* [Requirements] Repeat each entry exactly and drop the pictures.

* [Dataset excerpts]
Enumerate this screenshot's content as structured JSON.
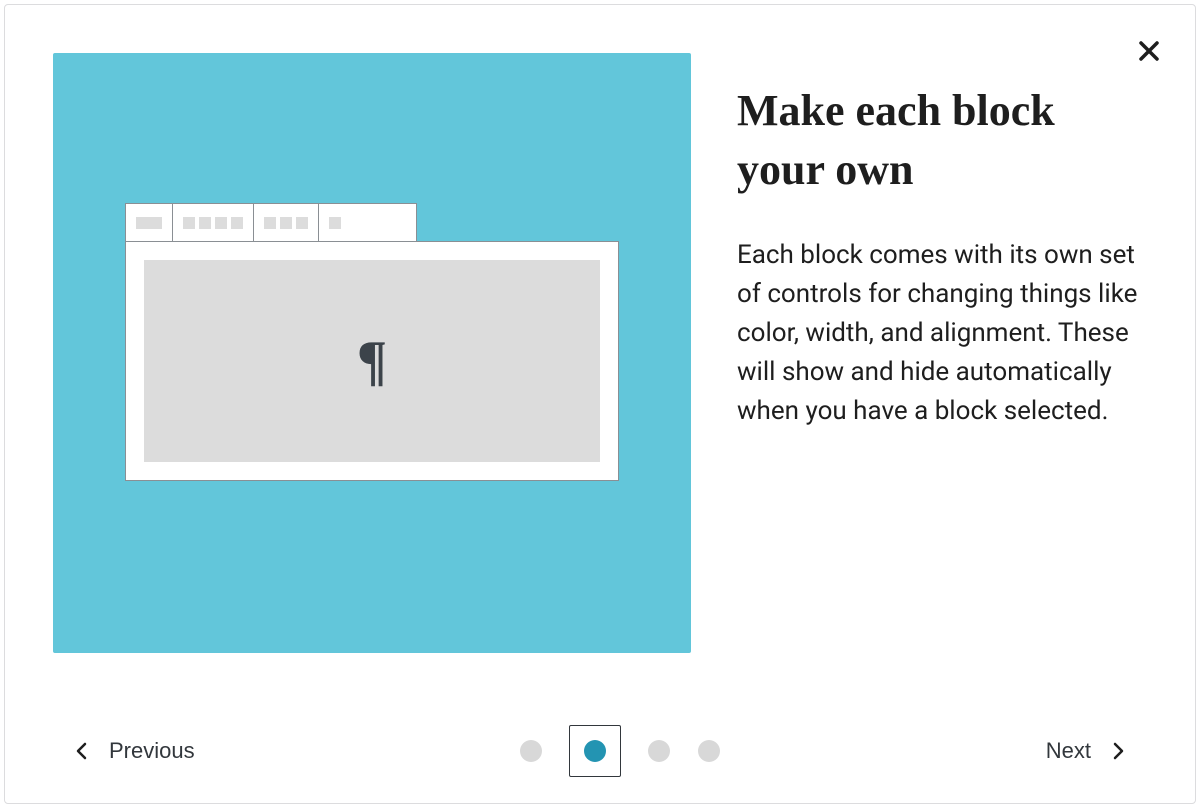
{
  "heading": "Make each block your own",
  "body_text": "Each block comes with its own set of controls for changing things like color, width, and alignment. These will show and hide automatically when you have a block selected.",
  "illustration_glyph": "¶",
  "nav": {
    "previous_label": "Previous",
    "next_label": "Next"
  },
  "page_count": 4,
  "active_page_index": 1
}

* [Final result]
Enumerate this screenshot's content as structured JSON.
{
  "heading": "Make each block your own",
  "body_text": "Each block comes with its own set of controls for changing things like color, width, and alignment. These will show and hide automatically when you have a block selected.",
  "illustration_glyph": "¶",
  "nav": {
    "previous_label": "Previous",
    "next_label": "Next"
  },
  "page_count": 4,
  "active_page_index": 1
}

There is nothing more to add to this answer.